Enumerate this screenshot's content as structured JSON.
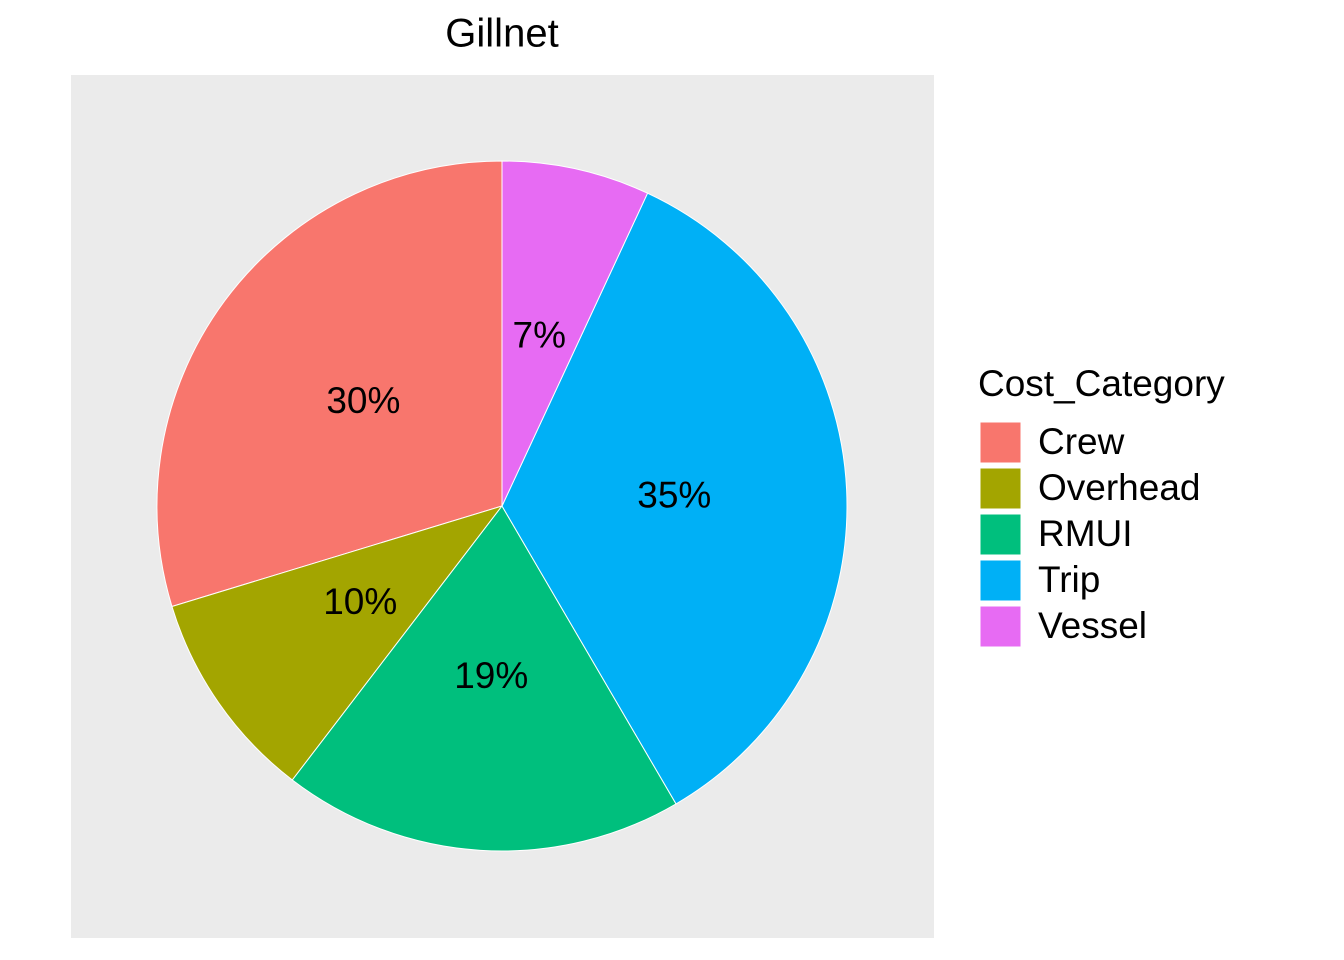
{
  "chart_data": {
    "type": "pie",
    "title": "Gillnet",
    "legend_title": "Cost_Category",
    "categories": [
      "Crew",
      "Overhead",
      "RMUI",
      "Trip",
      "Vessel"
    ],
    "values": [
      30,
      10,
      19,
      35,
      7
    ],
    "value_labels": [
      "30%",
      "10%",
      "19%",
      "35%",
      "7%"
    ],
    "colors": [
      "#f8766d",
      "#a3a500",
      "#00bf7d",
      "#00b0f6",
      "#e76bf3"
    ],
    "legend": "right"
  }
}
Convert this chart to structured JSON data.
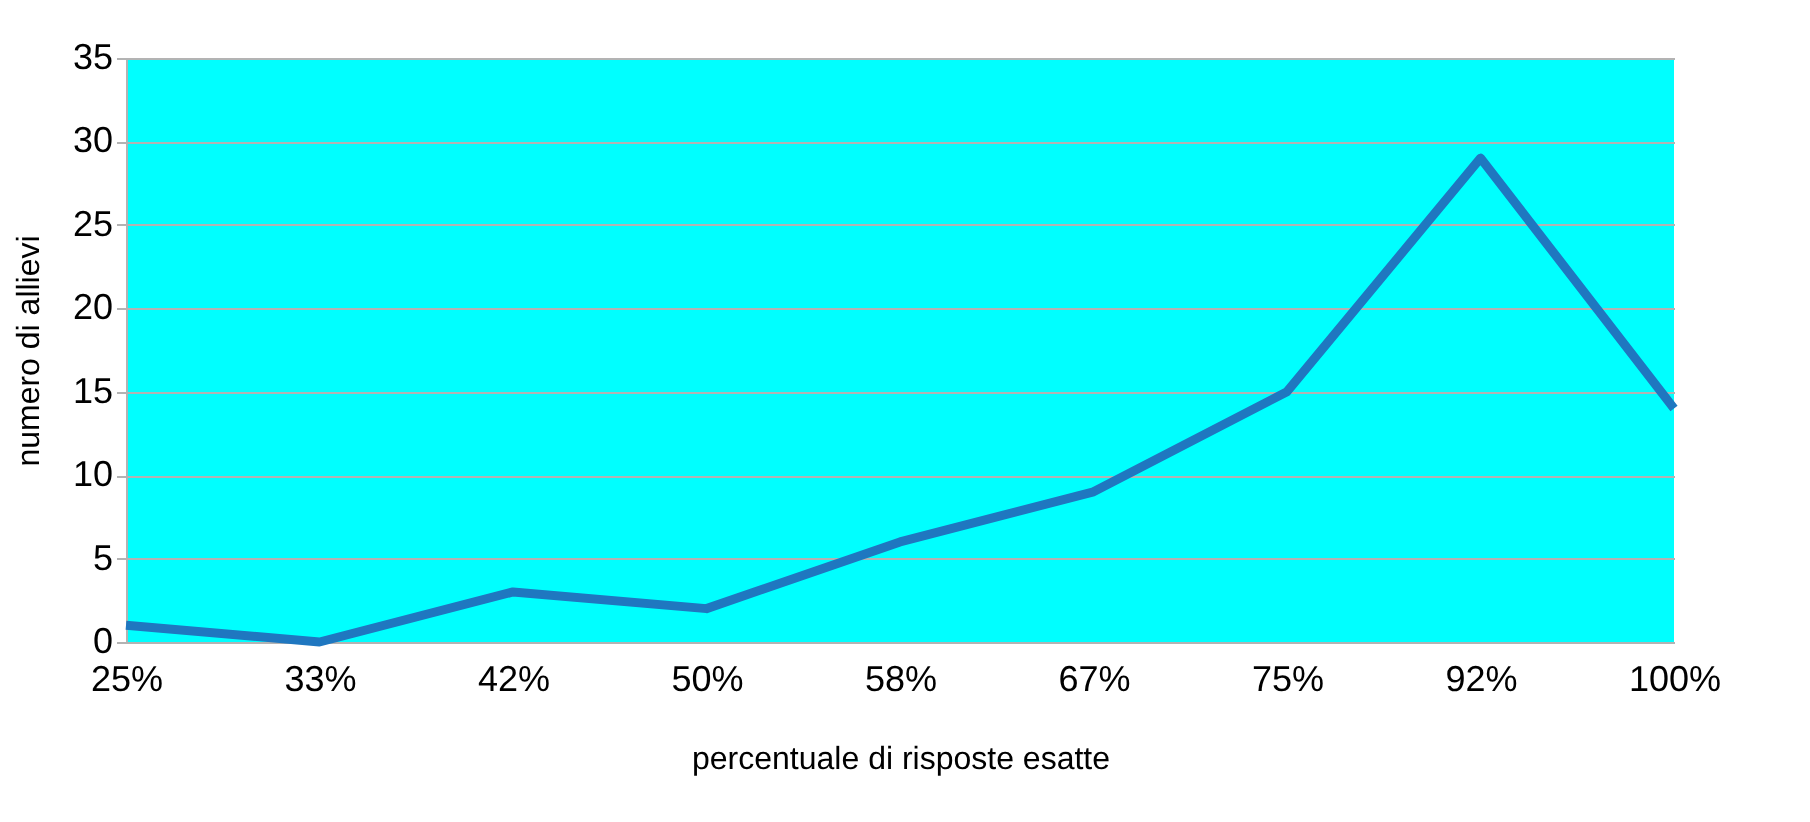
{
  "chart_data": {
    "type": "line",
    "xlabel": "percentuale di risposte esatte",
    "ylabel": "numero di allievi",
    "categories": [
      "25%",
      "33%",
      "42%",
      "50%",
      "58%",
      "67%",
      "75%",
      "92%",
      "100%"
    ],
    "series": [
      {
        "color": "#1f77c0",
        "values": [
          1,
          0,
          3,
          2,
          6,
          9,
          15,
          29,
          14
        ]
      }
    ],
    "ylim": [
      0,
      35
    ],
    "yticks": [
      0,
      5,
      10,
      15,
      20,
      25,
      30,
      35
    ],
    "grid": "y",
    "legend": false,
    "marker": "none",
    "line_style": "solid"
  }
}
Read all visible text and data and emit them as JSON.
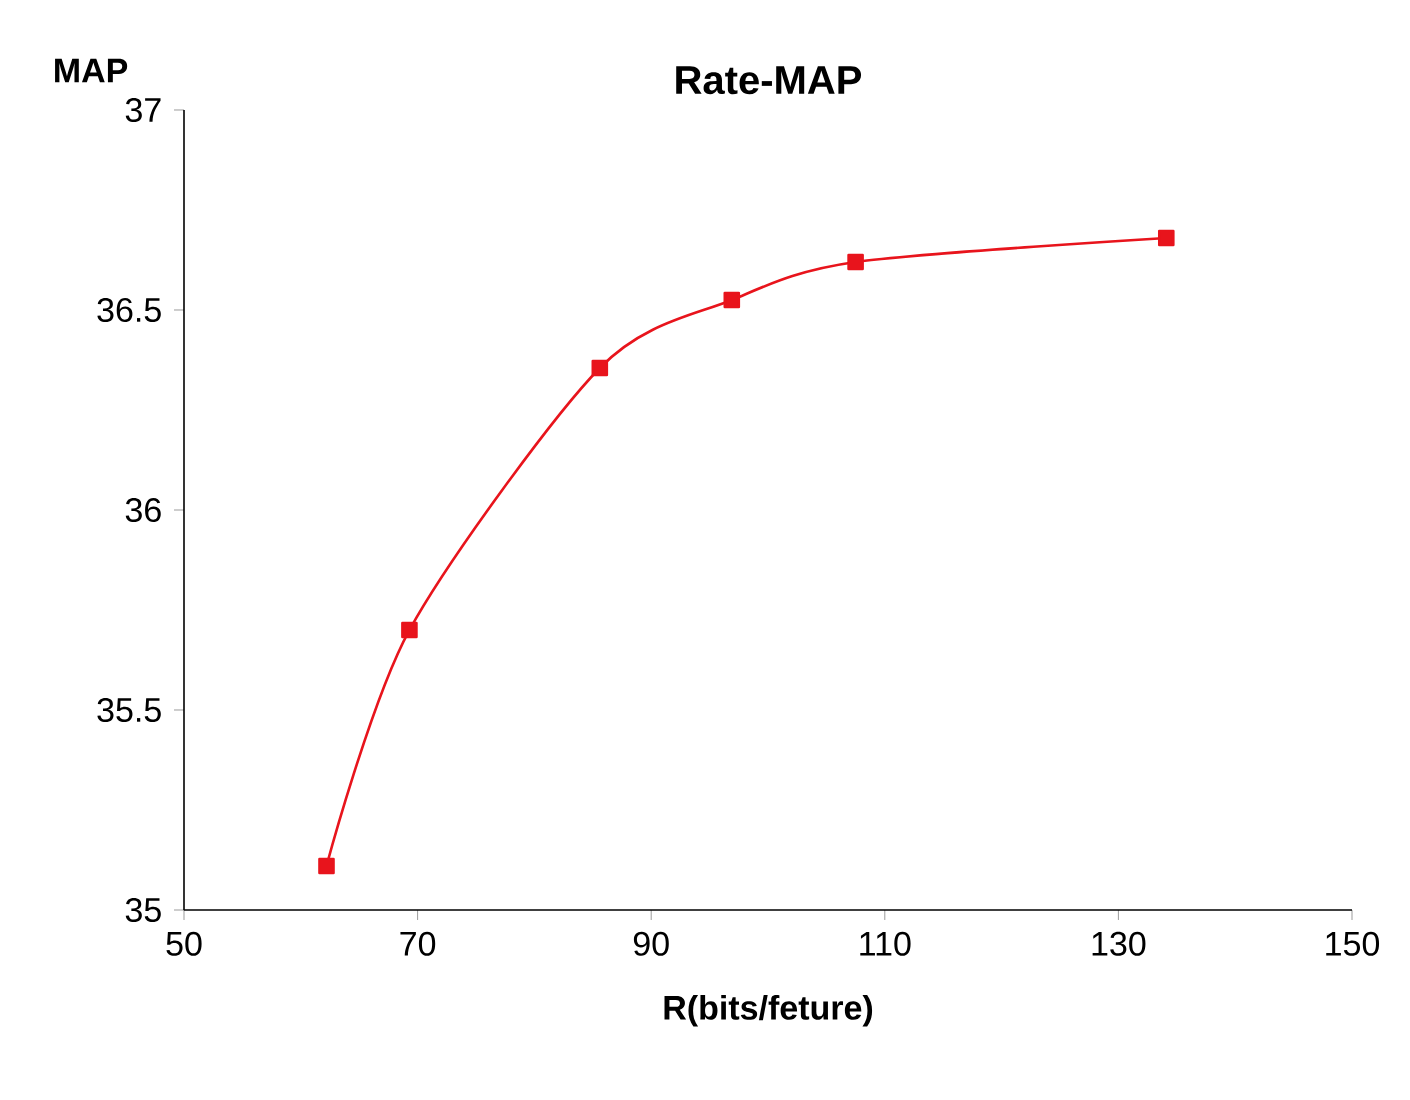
{
  "chart_data": {
    "type": "line",
    "title": "Rate-MAP",
    "xlabel": "R(bits/feture)",
    "ylabel": "MAP",
    "x": [
      62.2,
      69.3,
      85.6,
      96.9,
      107.5,
      134.1
    ],
    "series": [
      {
        "color": "#e8141c",
        "values": [
          35.11,
          35.7,
          36.355,
          36.525,
          36.62,
          36.68
        ]
      }
    ],
    "xlim": [
      50,
      150
    ],
    "xticks": [
      50,
      70,
      90,
      110,
      130,
      150
    ],
    "ylim": [
      35,
      37
    ],
    "yticks": [
      35,
      35.5,
      36,
      36.5,
      37
    ],
    "marker": "square",
    "line_style": "solid"
  }
}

» STATED TASK: Where a line holds "ylabel", copy it out.

» FINAL ANSWER:
    "ylabel": "numero di allievi",
    "ylabel": "MAP",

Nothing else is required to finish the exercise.